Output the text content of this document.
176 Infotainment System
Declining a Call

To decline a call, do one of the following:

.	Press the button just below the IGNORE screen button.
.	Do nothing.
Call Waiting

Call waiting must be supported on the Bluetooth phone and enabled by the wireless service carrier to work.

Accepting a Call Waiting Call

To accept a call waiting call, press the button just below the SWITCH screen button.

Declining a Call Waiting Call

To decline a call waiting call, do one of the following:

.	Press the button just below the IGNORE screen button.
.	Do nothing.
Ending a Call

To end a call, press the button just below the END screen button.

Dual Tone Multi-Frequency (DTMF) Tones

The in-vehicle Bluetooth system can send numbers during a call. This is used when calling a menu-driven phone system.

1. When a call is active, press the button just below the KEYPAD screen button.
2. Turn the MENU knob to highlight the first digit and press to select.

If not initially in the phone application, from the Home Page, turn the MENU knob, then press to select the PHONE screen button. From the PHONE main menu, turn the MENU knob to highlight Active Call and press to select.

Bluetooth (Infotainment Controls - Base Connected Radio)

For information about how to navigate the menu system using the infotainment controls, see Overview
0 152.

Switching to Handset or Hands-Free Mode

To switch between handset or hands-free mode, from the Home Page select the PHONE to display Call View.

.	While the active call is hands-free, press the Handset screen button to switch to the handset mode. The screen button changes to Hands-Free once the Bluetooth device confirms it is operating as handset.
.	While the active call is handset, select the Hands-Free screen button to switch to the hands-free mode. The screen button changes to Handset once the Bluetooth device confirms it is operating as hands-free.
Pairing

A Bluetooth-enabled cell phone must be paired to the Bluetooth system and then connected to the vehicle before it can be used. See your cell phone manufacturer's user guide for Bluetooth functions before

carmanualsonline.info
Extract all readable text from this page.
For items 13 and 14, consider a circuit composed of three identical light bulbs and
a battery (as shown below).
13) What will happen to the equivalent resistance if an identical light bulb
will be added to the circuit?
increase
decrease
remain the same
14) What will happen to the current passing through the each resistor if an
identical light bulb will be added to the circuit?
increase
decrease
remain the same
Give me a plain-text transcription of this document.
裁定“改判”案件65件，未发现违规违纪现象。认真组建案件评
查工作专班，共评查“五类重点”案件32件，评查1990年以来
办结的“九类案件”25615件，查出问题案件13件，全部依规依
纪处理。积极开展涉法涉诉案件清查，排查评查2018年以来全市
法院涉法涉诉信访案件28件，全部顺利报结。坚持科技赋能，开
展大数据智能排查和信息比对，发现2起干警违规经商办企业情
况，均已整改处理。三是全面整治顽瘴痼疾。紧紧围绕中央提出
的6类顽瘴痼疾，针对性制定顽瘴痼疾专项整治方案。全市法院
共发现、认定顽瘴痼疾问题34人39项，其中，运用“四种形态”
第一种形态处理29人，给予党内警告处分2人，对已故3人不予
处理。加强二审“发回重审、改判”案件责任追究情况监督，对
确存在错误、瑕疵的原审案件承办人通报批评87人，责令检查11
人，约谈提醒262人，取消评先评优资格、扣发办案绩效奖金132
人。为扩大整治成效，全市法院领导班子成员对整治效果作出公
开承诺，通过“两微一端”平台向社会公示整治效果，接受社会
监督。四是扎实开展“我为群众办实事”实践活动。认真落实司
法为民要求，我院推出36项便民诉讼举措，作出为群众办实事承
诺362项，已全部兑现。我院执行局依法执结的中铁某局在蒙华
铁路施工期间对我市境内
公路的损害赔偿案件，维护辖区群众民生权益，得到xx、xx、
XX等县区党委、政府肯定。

Aim of the exercise:
Your task is to reproduce the whole listing exactly.

Final result:
Output the text content of this document.
176 Infotainment System
Declining a Call

To decline a call, do one of the following:

.	Press the button just below the IGNORE screen button.
.	Do nothing.
Call Waiting

Call waiting must be supported on the Bluetooth phone and enabled by the wireless service carrier to work.

Accepting a Call Waiting Call

To accept a call waiting call, press the button just below the SWITCH screen button.

Declining a Call Waiting Call

To decline a call waiting call, do one of the following:

.	Press the button just below the IGNORE screen button.
.	Do nothing.
Ending a Call

To end a call, press the button just below the END screen button.

Dual Tone Multi-Frequency (DTMF) Tones

The in-vehicle Bluetooth system can send numbers during a call. This is used when calling a menu-driven phone system.

1. When a call is active, press the button just below the KEYPAD screen button.
2. Turn the MENU knob to highlight the first digit and press to select.

If not initially in the phone application, from the Home Page, turn the MENU knob, then press to select the PHONE screen button. From the PHONE main menu, turn the MENU knob to highlight Active Call and press to select.

Bluetooth (Infotainment Controls - Base Connected Radio)

For information about how to navigate the menu system using the infotainment controls, see Overview
0 152.

Switching to Handset or Hands-Free Mode

To switch between handset or hands-free mode, from the Home Page select the PHONE to display Call View.

.	While the active call is hands-free, press the Handset screen button to switch to the handset mode. The screen button changes to Hands-Free once the Bluetooth device confirms it is operating as handset.
.	While the active call is handset, select the Hands-Free screen button to switch to the hands-free mode. The screen button changes to Handset once the Bluetooth device confirms it is operating as hands-free.
Pairing

A Bluetooth-enabled cell phone must be paired to the Bluetooth system and then connected to the vehicle before it can be used. See your cell phone manufacturer's user guide for Bluetooth functions before

carmanualsonline.info
Extract all readable text from this page.
For items 13 and 14, consider a circuit composed of three identical light bulbs and
a battery (as shown below).
13) What will happen to the equivalent resistance if an identical light bulb
will be added to the circuit?
increase
decrease
remain the same
14) What will happen to the current passing through the each resistor if an
identical light bulb will be added to the circuit?
increase
decrease
remain the same
Give me a plain-text transcription of this document.
裁定“改判”案件65件，未发现违规违纪现象。认真组建案件评
查工作专班，共评查“五类重点”案件32件，评查1990年以来
办结的“九类案件”25615件，查出问题案件13件，全部依规依
纪处理。积极开展涉法涉诉案件清查，排查评查2018年以来全市
法院涉法涉诉信访案件28件，全部顺利报结。坚持科技赋能，开
展大数据智能排查和信息比对，发现2起干警违规经商办企业情
况，均已整改处理。三是全面整治顽瘴痼疾。紧紧围绕中央提出
的6类顽瘴痼疾，针对性制定顽瘴痼疾专项整治方案。全市法院
共发现、认定顽瘴痼疾问题34人39项，其中，运用“四种形态”
第一种形态处理29人，给予党内警告处分2人，对已故3人不予
处理。加强二审“发回重审、改判”案件责任追究情况监督，对
确存在错误、瑕疵的原审案件承办人通报批评87人，责令检查11
人，约谈提醒262人，取消评先评优资格、扣发办案绩效奖金132
人。为扩大整治成效，全市法院领导班子成员对整治效果作出公
开承诺，通过“两微一端”平台向社会公示整治效果，接受社会
监督。四是扎实开展“我为群众办实事”实践活动。认真落实司
法为民要求，我院推出36项便民诉讼举措，作出为群众办实事承
诺362项，已全部兑现。我院执行局依法执结的中铁某局在蒙华
铁路施工期间对我市境内
公路的损害赔偿案件，维护辖区群众民生权益，得到xx、xx、
XX等县区党委、政府肯定。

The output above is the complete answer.